Extract to read:
-*-

Years ago I was given a border pink named Heart’s Desire. A border pink is a group of Dianthus perennials that are used for border edging or rock gardens. They are small plants with gray green, grass-like leaves. They prefer full sun and are drought tolerant once established. Dianthus flowers range from pink to red, have the same ruffled look as a carnation, with the same clove fragrance as a carnation. But a Dianthus is a much smaller plant, a mound of foliage less than a foot wide with inch-wide blossoms on 6-inch stems. Heart’s Desire, a Blooms of Bressingham introduction, is bubblegum pink with a red halo.
Dianthus flowers are edible but fortunately deer don’t eat them. For my family, I pull apart the petals to add color to green or fruit salads and lemonade or fruit drinks. I also cut the flowers for small vases in the office. This plant is a performer — it has thrived on a sunny terrace in my Virginia garden with no maintenance and no fertilizer for many years. Heart’s Desire blooms all summer long and the leaves stay above ground during the winter.
I was at a local Virginia garden center this weekend and saw four plants that are popular to buy now in the early spring. They had such small tags, you would not know the full scoop if you had bought them.

-*-

Complete the following:
1 – Rewrite the paragraph of the passage on border pinks that begins "Dianthus flowers are edible" as a short bulleted list, keeping its main facts.
2 – Retype the passage on border pinks from "I was at a local" up to and including "had bought them.", reproducing the wording precisely.

Items from a dataset
-*-

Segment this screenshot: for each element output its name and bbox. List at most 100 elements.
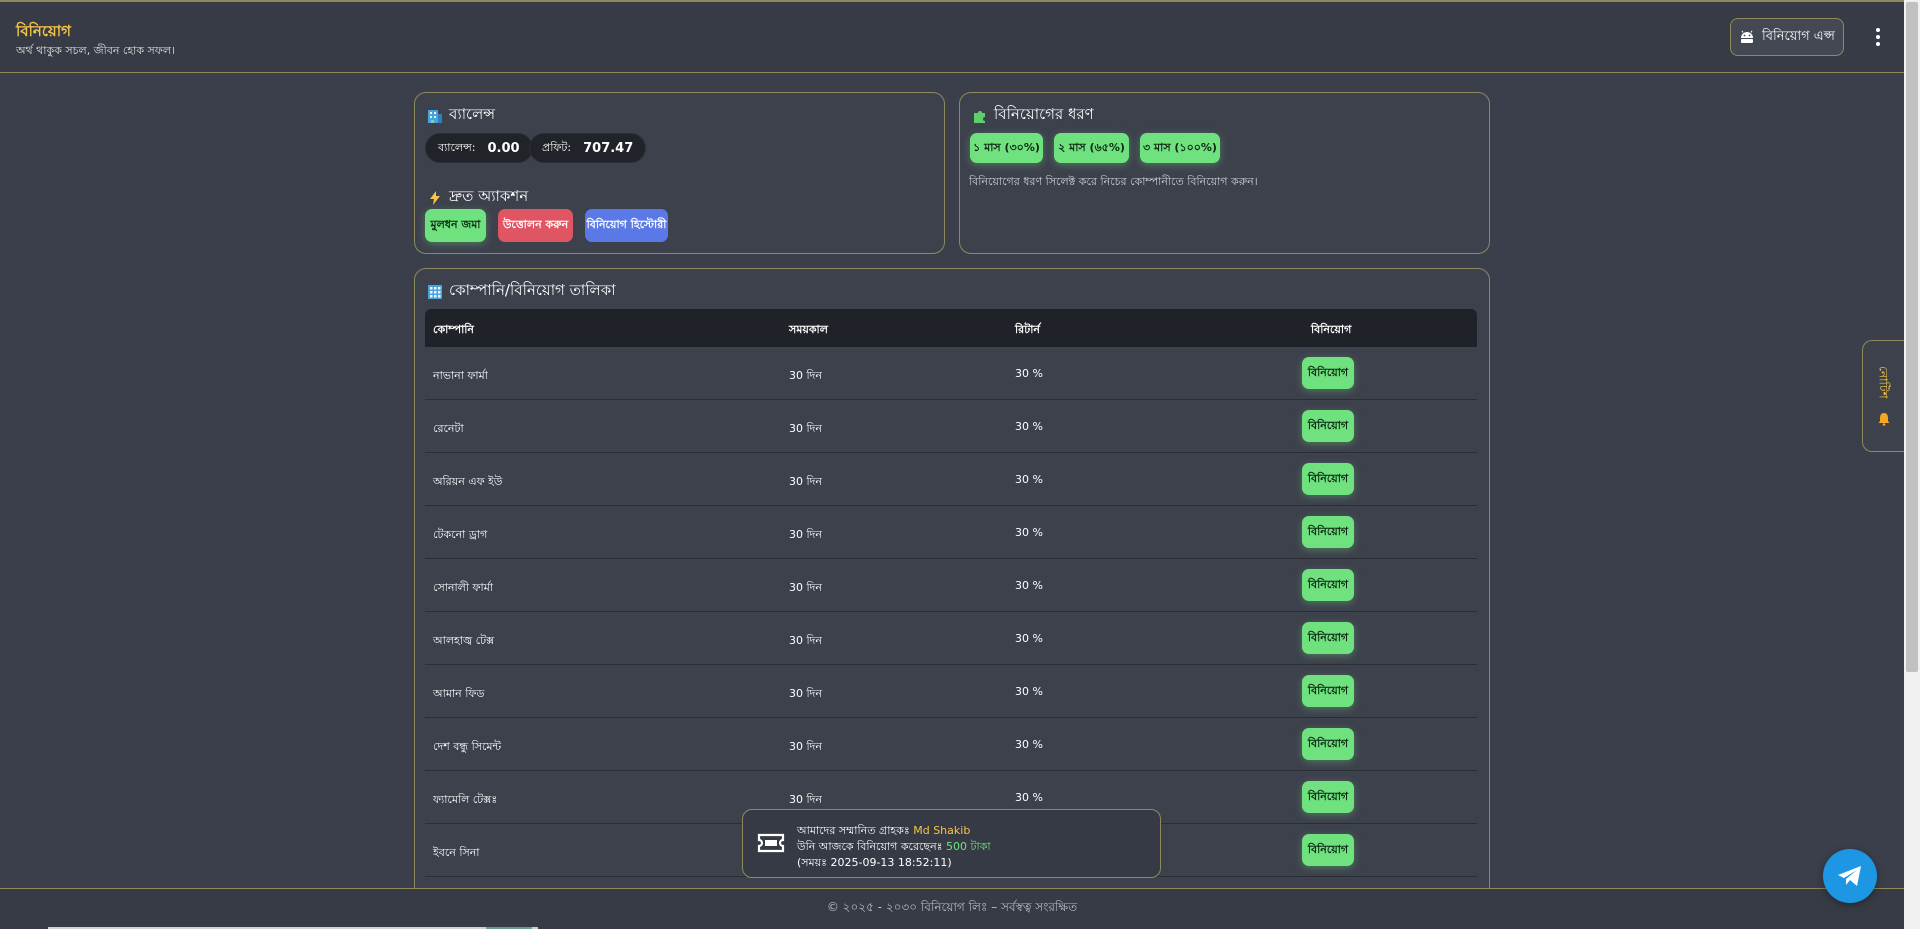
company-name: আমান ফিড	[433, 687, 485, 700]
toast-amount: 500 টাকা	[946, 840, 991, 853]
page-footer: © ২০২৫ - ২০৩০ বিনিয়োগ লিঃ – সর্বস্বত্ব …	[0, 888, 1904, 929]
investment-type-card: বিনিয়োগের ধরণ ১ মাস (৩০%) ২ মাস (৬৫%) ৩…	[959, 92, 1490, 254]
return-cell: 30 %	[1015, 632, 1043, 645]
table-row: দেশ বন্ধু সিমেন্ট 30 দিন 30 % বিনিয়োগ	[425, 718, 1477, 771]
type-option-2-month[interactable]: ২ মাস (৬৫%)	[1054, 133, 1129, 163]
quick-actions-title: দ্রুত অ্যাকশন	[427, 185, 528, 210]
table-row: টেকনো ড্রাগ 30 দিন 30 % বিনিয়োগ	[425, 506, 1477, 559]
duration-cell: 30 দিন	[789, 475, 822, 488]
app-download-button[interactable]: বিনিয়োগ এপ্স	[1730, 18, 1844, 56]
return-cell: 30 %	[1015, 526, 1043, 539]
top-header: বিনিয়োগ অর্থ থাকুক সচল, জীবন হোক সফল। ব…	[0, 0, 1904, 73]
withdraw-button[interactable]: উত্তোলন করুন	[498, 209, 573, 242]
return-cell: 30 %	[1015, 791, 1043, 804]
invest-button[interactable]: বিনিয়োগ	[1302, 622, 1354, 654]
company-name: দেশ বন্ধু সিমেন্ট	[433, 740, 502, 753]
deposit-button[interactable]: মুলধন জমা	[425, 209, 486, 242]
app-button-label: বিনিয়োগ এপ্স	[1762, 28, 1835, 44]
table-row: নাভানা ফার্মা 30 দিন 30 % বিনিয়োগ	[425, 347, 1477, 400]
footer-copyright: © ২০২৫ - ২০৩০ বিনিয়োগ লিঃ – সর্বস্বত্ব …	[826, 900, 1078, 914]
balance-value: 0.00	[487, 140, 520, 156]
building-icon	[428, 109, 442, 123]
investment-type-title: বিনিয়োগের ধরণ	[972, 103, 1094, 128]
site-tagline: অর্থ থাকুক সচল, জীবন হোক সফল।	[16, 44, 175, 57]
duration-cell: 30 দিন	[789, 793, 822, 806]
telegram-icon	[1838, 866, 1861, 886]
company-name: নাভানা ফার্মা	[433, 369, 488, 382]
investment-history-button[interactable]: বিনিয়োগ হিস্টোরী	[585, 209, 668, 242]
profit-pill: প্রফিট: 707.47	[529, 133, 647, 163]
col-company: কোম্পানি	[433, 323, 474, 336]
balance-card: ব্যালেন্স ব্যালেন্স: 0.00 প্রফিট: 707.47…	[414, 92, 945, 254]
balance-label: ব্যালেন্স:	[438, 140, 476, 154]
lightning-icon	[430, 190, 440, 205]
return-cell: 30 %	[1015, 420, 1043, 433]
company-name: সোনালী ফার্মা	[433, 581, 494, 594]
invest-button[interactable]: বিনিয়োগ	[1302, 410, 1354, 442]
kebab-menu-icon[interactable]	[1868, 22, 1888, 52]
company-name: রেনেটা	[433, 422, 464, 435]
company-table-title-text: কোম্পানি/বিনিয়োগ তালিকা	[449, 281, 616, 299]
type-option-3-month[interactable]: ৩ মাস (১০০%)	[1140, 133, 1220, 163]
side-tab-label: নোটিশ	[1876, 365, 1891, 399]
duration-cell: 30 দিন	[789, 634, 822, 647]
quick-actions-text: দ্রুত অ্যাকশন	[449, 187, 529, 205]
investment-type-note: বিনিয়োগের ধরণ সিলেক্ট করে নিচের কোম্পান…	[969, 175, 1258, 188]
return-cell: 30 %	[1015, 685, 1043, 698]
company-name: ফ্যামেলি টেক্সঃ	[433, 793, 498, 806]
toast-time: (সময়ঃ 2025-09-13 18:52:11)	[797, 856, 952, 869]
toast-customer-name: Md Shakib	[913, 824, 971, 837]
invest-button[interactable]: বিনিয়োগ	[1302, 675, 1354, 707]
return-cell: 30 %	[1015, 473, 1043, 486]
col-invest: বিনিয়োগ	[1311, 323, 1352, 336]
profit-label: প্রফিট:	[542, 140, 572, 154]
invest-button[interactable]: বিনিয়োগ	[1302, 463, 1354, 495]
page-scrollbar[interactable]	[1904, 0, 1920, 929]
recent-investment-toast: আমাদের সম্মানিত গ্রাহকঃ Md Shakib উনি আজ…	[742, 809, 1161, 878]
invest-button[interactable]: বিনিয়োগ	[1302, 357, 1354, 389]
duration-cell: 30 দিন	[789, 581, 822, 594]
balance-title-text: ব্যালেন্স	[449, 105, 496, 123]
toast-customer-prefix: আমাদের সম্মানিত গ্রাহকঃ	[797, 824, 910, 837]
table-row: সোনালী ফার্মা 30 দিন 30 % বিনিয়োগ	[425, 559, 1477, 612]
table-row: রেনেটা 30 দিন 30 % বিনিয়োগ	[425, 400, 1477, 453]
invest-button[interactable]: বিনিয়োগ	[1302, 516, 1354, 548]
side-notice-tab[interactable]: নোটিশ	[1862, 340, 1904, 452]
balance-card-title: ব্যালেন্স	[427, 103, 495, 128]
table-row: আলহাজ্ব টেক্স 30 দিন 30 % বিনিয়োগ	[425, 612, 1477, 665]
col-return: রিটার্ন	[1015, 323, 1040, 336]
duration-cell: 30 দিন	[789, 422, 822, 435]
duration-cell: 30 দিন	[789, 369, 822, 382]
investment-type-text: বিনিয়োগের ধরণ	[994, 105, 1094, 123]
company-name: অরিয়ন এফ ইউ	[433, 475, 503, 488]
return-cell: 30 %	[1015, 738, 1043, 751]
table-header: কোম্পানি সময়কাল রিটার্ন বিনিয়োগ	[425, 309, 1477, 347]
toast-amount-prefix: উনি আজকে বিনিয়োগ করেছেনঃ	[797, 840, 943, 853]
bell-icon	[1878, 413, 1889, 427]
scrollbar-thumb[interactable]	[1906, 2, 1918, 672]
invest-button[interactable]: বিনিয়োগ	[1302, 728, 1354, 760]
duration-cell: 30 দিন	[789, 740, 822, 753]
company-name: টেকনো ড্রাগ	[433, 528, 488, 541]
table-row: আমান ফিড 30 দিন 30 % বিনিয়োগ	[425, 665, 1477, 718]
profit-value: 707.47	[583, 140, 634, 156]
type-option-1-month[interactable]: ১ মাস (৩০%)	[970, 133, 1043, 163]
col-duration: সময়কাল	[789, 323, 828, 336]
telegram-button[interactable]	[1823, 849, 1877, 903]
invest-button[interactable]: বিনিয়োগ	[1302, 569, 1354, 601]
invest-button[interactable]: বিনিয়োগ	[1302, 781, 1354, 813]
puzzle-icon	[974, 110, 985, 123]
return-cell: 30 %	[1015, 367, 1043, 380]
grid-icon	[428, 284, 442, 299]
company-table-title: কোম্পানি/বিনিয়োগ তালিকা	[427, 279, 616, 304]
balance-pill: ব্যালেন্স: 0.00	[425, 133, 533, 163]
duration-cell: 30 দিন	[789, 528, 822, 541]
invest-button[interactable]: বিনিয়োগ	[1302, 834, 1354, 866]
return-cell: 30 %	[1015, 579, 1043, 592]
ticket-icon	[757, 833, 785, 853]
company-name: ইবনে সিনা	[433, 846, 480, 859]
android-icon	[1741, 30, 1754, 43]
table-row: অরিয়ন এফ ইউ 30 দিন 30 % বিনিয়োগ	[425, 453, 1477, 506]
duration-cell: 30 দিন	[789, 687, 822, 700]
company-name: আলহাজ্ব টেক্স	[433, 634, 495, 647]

-*-

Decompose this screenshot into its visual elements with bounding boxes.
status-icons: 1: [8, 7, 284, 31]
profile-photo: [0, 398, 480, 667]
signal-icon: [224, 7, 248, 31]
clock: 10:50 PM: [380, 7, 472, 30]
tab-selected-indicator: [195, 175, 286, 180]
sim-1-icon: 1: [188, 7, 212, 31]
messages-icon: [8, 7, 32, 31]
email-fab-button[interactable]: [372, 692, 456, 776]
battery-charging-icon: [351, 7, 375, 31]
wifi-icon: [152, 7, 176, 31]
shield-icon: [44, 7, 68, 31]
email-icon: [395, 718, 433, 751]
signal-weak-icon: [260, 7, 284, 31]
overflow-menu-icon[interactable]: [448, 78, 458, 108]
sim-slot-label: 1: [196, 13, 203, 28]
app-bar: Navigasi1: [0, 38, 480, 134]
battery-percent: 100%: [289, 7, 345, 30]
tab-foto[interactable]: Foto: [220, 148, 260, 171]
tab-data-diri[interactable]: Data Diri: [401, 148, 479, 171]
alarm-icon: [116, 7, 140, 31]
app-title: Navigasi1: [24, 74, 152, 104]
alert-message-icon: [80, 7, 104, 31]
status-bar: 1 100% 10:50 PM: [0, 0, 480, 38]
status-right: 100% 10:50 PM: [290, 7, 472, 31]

-*-

Outputs:
1 –
- Dianthus flowers are edible, and deer do not eat them.
- The writer adds the separated petals to green or fruit salads and to lemonade or fruit drinks.
- The writer also cuts the flowers for small vases in the office.
- The plant has thrived for many years on a sunny terrace in the writer's Virginia garden, without maintenance or fertilizer.
- Heart's Desire blooms all summer, and its leaves stay above ground through the winter.

2 –
I was at a local Virginia garden center this weekend and saw four plants that are popular to buy now in the early spring. They had such small tags, you would not know the full scoop if you had bought them.